▸ WHAT YOU NEED TO DO
Every line that contains the word "Actions" should be copied.
---------- EXERCISE INPUTS
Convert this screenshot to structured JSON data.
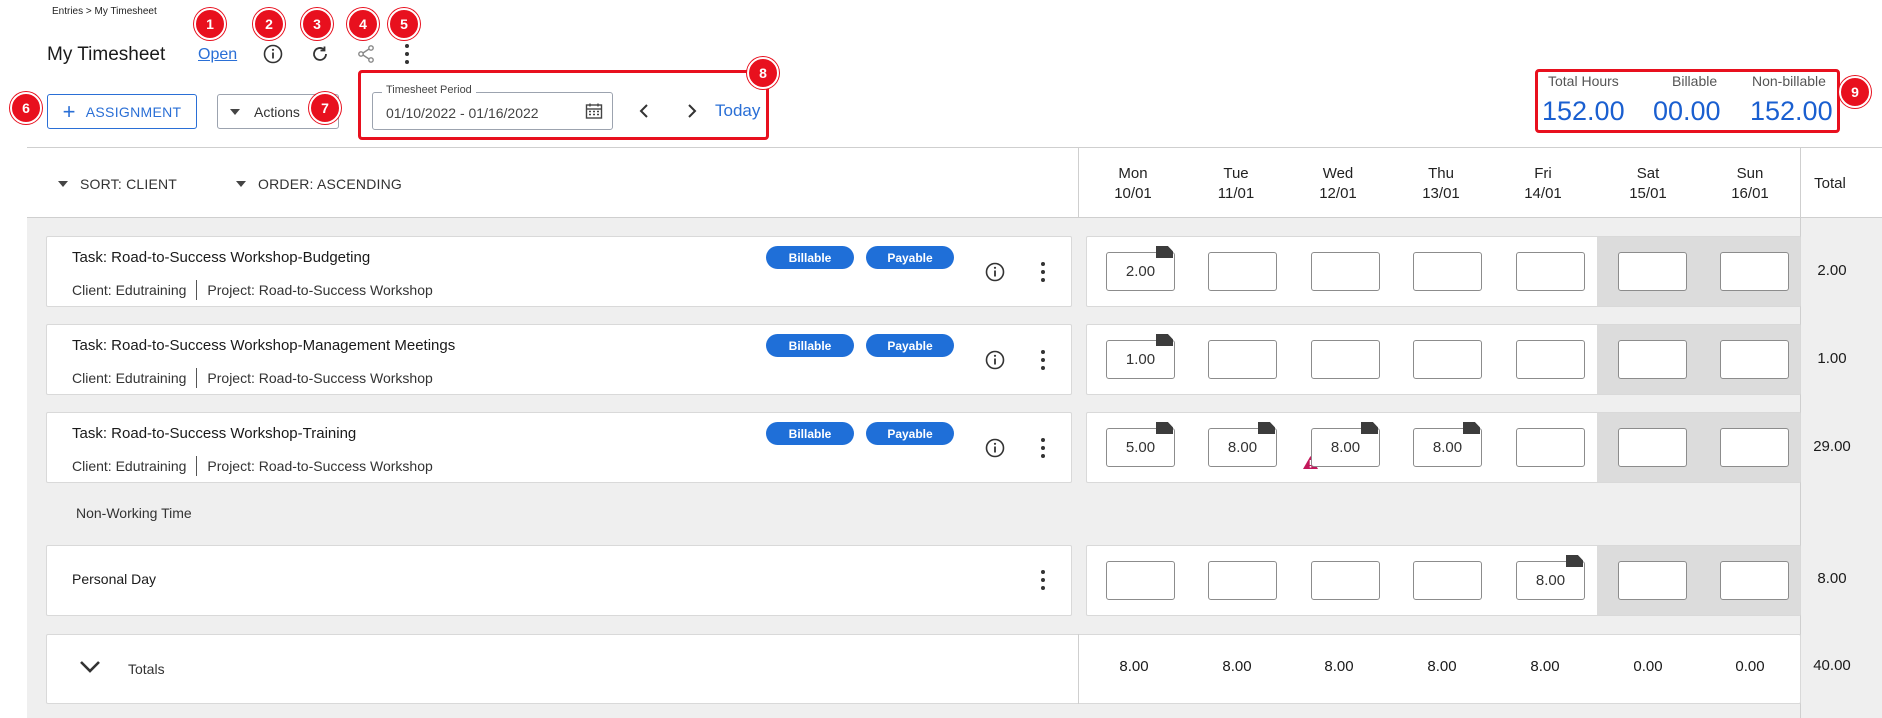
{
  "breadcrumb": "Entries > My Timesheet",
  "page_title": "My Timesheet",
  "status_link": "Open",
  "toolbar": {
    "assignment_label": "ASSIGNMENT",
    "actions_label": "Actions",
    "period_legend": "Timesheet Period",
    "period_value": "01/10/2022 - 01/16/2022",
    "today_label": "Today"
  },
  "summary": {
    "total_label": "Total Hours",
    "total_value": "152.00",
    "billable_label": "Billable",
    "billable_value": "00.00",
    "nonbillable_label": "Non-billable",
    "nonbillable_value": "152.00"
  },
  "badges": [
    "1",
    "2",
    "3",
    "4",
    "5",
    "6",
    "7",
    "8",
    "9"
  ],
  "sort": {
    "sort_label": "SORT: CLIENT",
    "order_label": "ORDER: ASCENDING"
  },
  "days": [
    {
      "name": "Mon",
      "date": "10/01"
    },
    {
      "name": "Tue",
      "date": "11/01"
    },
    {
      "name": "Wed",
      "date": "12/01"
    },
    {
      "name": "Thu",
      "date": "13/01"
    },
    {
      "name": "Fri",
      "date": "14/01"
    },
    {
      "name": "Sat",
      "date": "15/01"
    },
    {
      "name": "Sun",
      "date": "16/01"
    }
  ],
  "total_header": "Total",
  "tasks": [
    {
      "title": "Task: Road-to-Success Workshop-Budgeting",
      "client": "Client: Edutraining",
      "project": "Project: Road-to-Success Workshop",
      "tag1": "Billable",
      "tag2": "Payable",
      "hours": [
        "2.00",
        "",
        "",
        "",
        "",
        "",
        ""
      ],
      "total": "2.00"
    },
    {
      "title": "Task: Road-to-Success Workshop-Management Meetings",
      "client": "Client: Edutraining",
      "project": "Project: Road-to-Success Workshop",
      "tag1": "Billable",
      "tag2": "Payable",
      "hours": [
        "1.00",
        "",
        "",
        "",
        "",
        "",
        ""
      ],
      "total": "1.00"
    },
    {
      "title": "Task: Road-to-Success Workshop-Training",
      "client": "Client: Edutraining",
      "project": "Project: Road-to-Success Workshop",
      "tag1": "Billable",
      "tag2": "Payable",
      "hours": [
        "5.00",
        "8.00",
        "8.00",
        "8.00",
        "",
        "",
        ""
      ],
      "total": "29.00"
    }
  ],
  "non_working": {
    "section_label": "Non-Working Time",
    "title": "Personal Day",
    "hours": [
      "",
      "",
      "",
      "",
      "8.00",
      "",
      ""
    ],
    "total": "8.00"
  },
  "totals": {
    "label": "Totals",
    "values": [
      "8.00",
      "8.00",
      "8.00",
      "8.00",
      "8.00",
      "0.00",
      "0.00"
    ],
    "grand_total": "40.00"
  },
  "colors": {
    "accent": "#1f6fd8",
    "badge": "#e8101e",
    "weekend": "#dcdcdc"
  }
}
--------------------
---------- EXERCISE INPUTS
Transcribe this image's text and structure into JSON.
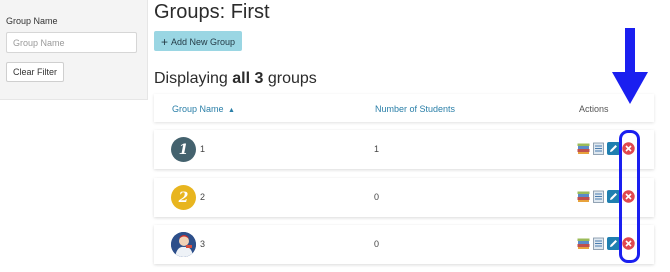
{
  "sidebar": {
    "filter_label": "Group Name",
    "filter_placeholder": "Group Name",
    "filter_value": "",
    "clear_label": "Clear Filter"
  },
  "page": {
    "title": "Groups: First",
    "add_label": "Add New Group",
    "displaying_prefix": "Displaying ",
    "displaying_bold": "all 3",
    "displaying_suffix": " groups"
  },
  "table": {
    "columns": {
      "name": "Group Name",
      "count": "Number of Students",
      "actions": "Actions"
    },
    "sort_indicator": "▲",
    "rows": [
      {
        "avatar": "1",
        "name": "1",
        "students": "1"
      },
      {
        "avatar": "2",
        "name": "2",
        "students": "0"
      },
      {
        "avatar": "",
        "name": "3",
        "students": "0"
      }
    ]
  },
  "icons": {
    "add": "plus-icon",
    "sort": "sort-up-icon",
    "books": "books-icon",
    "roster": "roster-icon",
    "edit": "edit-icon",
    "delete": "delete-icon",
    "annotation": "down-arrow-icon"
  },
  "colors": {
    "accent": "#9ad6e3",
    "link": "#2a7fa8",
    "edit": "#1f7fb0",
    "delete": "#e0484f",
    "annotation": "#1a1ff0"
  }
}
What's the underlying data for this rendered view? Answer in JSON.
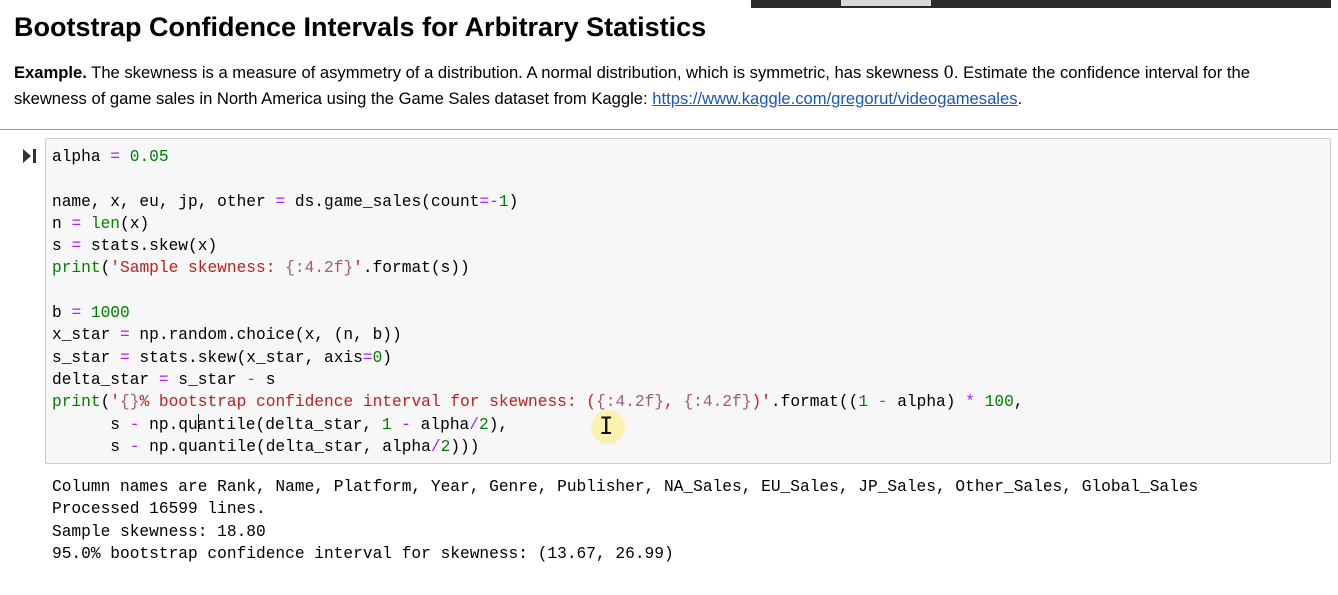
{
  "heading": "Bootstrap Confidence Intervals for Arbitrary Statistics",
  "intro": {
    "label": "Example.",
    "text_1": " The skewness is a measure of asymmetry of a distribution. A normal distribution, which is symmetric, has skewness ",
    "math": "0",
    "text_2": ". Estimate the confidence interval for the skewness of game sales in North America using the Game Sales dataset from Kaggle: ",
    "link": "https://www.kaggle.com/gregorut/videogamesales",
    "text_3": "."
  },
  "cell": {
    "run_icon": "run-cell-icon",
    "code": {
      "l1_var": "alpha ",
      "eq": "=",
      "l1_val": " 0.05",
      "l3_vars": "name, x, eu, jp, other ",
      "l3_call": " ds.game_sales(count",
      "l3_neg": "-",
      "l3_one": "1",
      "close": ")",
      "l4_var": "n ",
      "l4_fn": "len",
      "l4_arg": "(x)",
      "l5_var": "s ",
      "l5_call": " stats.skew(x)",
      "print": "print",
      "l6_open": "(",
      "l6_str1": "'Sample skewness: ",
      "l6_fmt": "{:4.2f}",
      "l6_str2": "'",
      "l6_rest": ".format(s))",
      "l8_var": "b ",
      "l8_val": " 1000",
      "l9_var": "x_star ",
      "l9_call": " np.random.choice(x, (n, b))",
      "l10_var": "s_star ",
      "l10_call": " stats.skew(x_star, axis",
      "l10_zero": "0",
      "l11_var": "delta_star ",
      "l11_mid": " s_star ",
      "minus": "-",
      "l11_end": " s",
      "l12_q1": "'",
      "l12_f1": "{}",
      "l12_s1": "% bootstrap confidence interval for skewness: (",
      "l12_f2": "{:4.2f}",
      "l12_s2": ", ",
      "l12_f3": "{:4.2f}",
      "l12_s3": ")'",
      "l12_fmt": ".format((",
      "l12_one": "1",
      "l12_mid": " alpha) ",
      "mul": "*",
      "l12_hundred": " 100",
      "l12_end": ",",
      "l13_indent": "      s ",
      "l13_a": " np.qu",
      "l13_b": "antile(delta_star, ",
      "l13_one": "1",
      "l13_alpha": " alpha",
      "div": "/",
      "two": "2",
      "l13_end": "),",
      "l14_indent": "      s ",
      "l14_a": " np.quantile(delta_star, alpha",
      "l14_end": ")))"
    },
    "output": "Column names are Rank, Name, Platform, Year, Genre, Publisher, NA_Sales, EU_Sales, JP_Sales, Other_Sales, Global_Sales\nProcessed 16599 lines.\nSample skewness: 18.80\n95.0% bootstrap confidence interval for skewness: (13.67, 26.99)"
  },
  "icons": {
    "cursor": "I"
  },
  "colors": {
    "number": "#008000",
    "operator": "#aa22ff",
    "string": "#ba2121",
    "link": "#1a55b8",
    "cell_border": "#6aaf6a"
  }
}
--------------------
---------- EXERCISE INPUTS
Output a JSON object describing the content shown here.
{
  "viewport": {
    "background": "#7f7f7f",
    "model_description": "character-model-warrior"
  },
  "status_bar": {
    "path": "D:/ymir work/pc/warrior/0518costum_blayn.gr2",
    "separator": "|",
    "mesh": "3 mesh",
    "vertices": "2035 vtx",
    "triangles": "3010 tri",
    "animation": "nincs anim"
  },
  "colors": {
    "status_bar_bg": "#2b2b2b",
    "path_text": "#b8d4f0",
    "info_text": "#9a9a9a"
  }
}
--------------------
▸ WRITTEN RESPONSE
    "actions_label": "Actions",
      "actions": "Actions"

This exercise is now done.